• **Material**
+===+

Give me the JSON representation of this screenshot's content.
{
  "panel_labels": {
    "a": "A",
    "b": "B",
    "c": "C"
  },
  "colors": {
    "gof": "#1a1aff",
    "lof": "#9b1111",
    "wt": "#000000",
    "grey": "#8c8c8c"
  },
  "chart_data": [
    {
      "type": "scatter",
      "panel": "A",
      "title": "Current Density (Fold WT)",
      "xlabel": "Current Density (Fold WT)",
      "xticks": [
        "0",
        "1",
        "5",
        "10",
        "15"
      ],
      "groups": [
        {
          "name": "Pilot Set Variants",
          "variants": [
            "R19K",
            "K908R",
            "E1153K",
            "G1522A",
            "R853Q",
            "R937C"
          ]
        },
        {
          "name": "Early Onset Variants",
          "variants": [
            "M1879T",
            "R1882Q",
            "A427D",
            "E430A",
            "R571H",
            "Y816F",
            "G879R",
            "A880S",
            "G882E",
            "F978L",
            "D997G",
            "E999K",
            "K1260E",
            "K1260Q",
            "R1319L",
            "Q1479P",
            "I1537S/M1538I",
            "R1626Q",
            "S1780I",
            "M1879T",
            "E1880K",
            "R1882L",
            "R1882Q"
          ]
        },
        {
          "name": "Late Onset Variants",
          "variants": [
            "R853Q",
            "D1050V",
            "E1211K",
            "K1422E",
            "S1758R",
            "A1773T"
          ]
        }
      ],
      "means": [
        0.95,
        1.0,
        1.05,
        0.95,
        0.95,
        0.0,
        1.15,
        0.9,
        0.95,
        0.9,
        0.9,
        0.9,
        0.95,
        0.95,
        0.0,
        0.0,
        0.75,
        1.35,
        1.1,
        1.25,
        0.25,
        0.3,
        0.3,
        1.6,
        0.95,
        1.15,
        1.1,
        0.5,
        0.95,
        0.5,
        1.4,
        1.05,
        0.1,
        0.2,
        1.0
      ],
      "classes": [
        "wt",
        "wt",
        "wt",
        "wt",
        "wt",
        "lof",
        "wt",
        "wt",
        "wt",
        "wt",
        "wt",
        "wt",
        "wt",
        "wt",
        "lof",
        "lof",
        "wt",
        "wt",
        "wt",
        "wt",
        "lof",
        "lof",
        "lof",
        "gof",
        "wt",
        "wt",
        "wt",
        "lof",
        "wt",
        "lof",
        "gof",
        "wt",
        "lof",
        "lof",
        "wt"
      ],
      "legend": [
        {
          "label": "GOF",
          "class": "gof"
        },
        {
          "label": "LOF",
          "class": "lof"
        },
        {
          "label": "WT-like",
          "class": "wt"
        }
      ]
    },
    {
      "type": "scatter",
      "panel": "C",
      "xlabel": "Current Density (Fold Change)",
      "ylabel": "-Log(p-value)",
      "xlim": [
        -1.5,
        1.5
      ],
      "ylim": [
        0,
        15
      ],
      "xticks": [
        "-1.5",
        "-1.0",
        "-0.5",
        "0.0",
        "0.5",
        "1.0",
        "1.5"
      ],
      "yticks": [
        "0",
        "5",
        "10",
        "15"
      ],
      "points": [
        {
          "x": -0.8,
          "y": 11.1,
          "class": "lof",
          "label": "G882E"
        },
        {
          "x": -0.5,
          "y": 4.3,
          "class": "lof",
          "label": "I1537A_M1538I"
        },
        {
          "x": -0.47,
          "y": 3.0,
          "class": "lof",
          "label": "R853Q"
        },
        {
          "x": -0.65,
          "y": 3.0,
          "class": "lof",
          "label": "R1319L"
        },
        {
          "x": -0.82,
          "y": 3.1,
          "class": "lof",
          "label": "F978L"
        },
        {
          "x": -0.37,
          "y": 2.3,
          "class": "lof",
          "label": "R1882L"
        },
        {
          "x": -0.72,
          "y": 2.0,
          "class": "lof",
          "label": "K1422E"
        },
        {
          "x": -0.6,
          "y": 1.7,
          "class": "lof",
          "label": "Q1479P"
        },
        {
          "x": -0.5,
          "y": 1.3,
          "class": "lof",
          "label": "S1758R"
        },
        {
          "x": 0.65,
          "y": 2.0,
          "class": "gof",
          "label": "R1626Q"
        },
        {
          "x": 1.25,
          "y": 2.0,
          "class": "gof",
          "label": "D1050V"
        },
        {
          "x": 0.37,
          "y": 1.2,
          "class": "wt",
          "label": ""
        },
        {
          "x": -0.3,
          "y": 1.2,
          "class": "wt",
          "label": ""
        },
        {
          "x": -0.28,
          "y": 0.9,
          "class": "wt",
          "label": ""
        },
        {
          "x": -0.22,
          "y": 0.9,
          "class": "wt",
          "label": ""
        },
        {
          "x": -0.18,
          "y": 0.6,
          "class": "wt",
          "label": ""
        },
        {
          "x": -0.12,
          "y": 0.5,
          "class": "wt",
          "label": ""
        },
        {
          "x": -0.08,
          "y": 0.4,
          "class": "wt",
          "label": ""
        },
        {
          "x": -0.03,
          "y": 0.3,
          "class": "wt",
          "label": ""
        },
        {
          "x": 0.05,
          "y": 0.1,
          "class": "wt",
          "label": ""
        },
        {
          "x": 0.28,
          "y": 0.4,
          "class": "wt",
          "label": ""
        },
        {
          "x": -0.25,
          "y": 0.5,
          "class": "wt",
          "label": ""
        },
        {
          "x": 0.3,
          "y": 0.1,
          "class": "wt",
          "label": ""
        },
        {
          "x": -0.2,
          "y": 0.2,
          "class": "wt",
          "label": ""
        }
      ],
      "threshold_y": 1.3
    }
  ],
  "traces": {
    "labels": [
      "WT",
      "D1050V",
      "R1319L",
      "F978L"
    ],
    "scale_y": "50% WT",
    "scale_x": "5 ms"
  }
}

+===+

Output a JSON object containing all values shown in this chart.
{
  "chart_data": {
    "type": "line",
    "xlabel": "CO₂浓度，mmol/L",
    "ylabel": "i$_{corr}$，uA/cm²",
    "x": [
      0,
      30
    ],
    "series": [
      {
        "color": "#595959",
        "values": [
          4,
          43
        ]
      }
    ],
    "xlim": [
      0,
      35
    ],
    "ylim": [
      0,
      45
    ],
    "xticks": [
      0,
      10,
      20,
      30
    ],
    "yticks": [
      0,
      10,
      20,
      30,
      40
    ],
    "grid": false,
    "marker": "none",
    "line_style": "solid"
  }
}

+===+

• **Description of the task**
Using the entries above, find all lines with "ylabel". Copy them.

• **Solution to the exercise**
      "ylabel": "-Log(p-value)",
    "ylabel": "i$_{corr}$，uA/cm²",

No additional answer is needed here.